→ Work instructions
From the entries below, gather each line containing the word "Settings".

→ Extracted entries
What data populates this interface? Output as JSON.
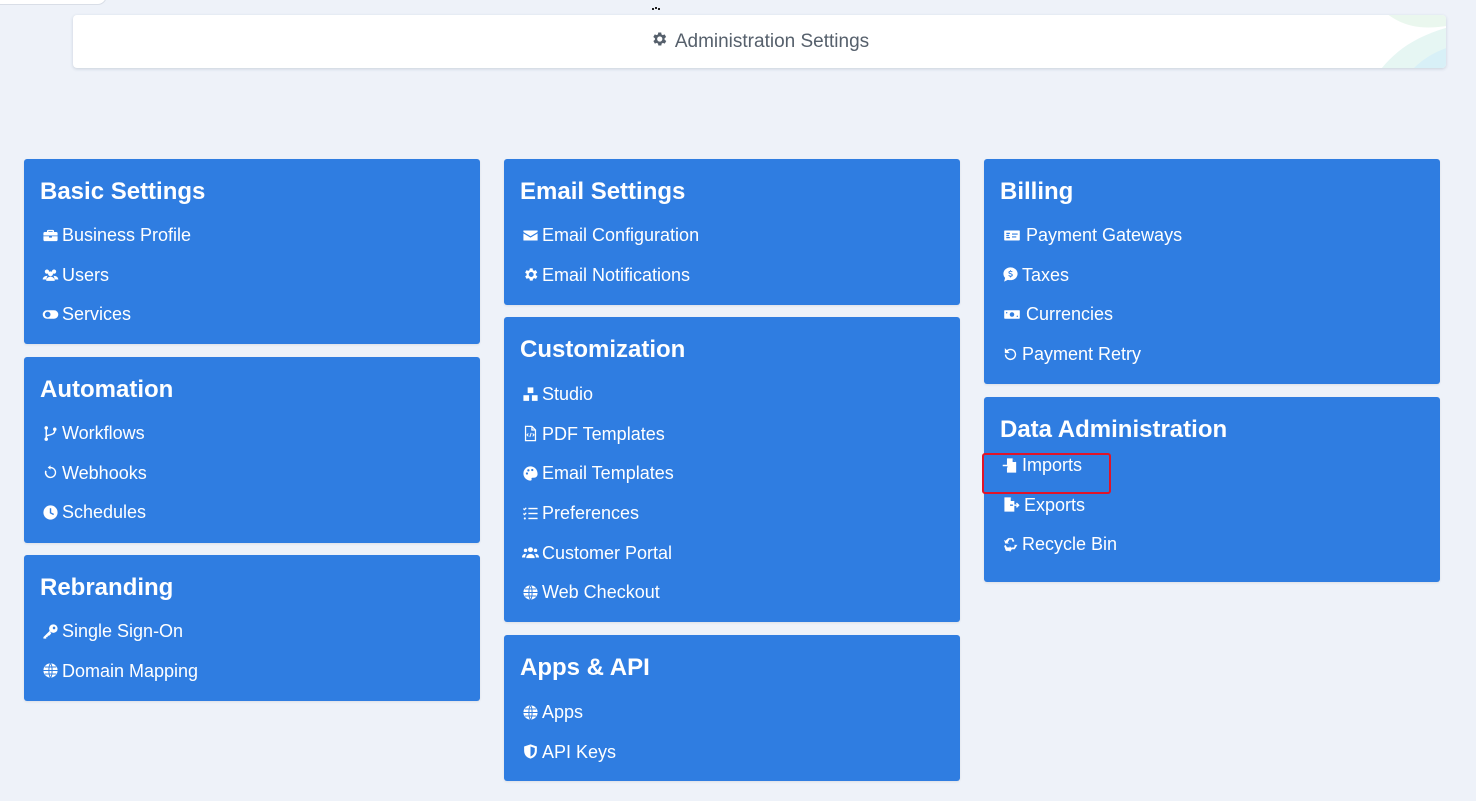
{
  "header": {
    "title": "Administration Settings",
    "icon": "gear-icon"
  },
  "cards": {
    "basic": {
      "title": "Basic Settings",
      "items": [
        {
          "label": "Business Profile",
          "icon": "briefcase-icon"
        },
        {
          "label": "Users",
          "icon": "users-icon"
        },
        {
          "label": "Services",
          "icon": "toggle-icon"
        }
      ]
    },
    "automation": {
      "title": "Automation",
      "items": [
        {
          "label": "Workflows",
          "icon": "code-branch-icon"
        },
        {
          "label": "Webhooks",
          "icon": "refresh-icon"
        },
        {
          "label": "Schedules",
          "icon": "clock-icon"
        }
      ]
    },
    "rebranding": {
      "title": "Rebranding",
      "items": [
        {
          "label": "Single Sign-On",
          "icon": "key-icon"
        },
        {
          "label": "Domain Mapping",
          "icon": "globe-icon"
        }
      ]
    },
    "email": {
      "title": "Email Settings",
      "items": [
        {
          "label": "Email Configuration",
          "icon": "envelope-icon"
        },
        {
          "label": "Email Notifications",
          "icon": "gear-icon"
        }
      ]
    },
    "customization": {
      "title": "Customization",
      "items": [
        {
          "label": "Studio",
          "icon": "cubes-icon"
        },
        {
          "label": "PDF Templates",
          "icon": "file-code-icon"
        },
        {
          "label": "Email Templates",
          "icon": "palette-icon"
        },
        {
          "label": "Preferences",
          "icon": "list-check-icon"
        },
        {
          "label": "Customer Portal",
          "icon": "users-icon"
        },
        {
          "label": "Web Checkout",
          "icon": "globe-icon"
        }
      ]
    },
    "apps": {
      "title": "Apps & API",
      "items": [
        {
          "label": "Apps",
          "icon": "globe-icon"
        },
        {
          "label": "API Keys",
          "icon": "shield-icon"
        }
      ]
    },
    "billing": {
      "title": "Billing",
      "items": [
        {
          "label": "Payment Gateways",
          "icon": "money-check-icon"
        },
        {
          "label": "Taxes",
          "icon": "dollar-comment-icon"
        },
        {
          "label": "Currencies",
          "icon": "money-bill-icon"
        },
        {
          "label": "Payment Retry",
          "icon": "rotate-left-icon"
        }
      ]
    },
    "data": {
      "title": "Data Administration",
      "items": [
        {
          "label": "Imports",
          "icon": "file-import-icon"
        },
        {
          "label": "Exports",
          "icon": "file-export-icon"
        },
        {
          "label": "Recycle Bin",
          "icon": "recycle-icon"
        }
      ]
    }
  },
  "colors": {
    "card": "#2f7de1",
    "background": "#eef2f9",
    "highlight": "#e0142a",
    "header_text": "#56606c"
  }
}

→ Complete output
    "title": "Administration Settings",
      "title": "Basic Settings",
      "title": "Email Settings",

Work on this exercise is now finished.